**Problem requirements**
Reproduce all entries word for word.

┌──

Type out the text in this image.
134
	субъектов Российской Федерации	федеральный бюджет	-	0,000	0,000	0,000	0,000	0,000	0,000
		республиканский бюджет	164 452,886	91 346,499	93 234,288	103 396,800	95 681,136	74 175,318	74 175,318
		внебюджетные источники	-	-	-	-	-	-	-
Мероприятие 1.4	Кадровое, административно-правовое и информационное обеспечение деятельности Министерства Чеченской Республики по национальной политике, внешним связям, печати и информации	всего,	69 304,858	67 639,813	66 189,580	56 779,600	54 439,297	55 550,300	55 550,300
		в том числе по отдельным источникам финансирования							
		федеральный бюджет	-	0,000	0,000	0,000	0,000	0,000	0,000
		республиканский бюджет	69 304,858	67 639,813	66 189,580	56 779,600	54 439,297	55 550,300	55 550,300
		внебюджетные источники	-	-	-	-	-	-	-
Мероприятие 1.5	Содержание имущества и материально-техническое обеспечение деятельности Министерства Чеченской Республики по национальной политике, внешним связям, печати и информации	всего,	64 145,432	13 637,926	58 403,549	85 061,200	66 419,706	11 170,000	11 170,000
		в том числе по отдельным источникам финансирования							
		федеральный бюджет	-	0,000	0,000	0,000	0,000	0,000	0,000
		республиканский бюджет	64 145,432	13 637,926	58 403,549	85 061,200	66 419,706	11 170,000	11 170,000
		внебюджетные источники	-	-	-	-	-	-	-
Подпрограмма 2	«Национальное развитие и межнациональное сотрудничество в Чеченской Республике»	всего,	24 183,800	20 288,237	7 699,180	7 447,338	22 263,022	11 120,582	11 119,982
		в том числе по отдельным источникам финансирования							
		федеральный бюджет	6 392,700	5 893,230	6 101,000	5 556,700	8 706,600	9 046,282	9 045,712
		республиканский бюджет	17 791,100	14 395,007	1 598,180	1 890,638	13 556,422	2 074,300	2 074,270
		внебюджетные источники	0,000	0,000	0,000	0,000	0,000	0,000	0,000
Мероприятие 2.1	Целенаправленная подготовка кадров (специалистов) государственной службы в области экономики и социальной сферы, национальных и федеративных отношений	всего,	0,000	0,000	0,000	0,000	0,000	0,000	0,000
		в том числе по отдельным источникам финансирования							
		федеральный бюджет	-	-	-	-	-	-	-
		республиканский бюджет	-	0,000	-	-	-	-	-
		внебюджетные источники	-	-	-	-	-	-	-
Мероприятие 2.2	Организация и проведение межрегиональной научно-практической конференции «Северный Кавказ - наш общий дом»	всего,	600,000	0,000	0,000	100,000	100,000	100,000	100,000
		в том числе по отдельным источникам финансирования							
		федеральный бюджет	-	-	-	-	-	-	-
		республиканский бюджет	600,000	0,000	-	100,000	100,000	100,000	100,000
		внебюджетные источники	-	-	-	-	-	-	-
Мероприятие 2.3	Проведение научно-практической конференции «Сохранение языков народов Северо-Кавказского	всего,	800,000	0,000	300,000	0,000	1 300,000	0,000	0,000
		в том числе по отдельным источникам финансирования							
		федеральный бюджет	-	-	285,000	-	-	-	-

└──

**Exercise output**
Type out the text in this image.
134
	субъектов Российской Федерации	федеральный бюджет	-	0,000	0,000	0,000	0,000	0,000	0,000
		республиканский бюджет	164 452,886	91 346,499	93 234,288	103 396,800	95 681,136	74 175,318	74 175,318
		внебюджетные источники	-	-	-	-	-	-	-
Мероприятие 1.4	Кадровое, административно-правовое и информационное обеспечение деятельности Министерства Чеченской Республики по национальной политике, внешним связям, печати и информации	всего,	69 304,858	67 639,813	66 189,580	56 779,600	54 439,297	55 550,300	55 550,300
		в том числе по отдельным источникам финансирования							
		федеральный бюджет	-	0,000	0,000	0,000	0,000	0,000	0,000
		республиканский бюджет	69 304,858	67 639,813	66 189,580	56 779,600	54 439,297	55 550,300	55 550,300
		внебюджетные источники	-	-	-	-	-	-	-
Мероприятие 1.5	Содержание имущества и материально-техническое обеспечение деятельности Министерства Чеченской Республики по национальной политике, внешним связям, печати и информации	всего,	64 145,432	13 637,926	58 403,549	85 061,200	66 419,706	11 170,000	11 170,000
		в том числе по отдельным источникам финансирования							
		федеральный бюджет	-	0,000	0,000	0,000	0,000	0,000	0,000
		республиканский бюджет	64 145,432	13 637,926	58 403,549	85 061,200	66 419,706	11 170,000	11 170,000
		внебюджетные источники	-	-	-	-	-	-	-
Подпрограмма 2	«Национальное развитие и межнациональное сотрудничество в Чеченской Республике»	всего,	24 183,800	20 288,237	7 699,180	7 447,338	22 263,022	11 120,582	11 119,982
		в том числе по отдельным источникам финансирования							
		федеральный бюджет	6 392,700	5 893,230	6 101,000	5 556,700	8 706,600	9 046,282	9 045,712
		республиканский бюджет	17 791,100	14 395,007	1 598,180	1 890,638	13 556,422	2 074,300	2 074,270
		внебюджетные источники	0,000	0,000	0,000	0,000	0,000	0,000	0,000
Мероприятие 2.1	Целенаправленная подготовка кадров (специалистов) государственной службы в области экономики и социальной сферы, национальных и федеративных отношений	всего,	0,000	0,000	0,000	0,000	0,000	0,000	0,000
		в том числе по отдельным источникам финансирования							
		федеральный бюджет	-	-	-	-	-	-	-
		республиканский бюджет	-	0,000	-	-	-	-	-
		внебюджетные источники	-	-	-	-	-	-	-
Мероприятие 2.2	Организация и проведение межрегиональной научно-практической конференции «Северный Кавказ - наш общий дом»	всего,	600,000	0,000	0,000	100,000	100,000	100,000	100,000
		в том числе по отдельным источникам финансирования							
		федеральный бюджет	-	-	-	-	-	-	-
		республиканский бюджет	600,000	0,000	-	100,000	100,000	100,000	100,000
		внебюджетные источники	-	-	-	-	-	-	-
Мероприятие 2.3	Проведение научно-практической конференции «Сохранение языков народов Северо-Кавказского	всего,	800,000	0,000	300,000	0,000	1 300,000	0,000	0,000
		в том числе по отдельным источникам финансирования							
		федеральный бюджет	-	-	285,000	-	-	-	-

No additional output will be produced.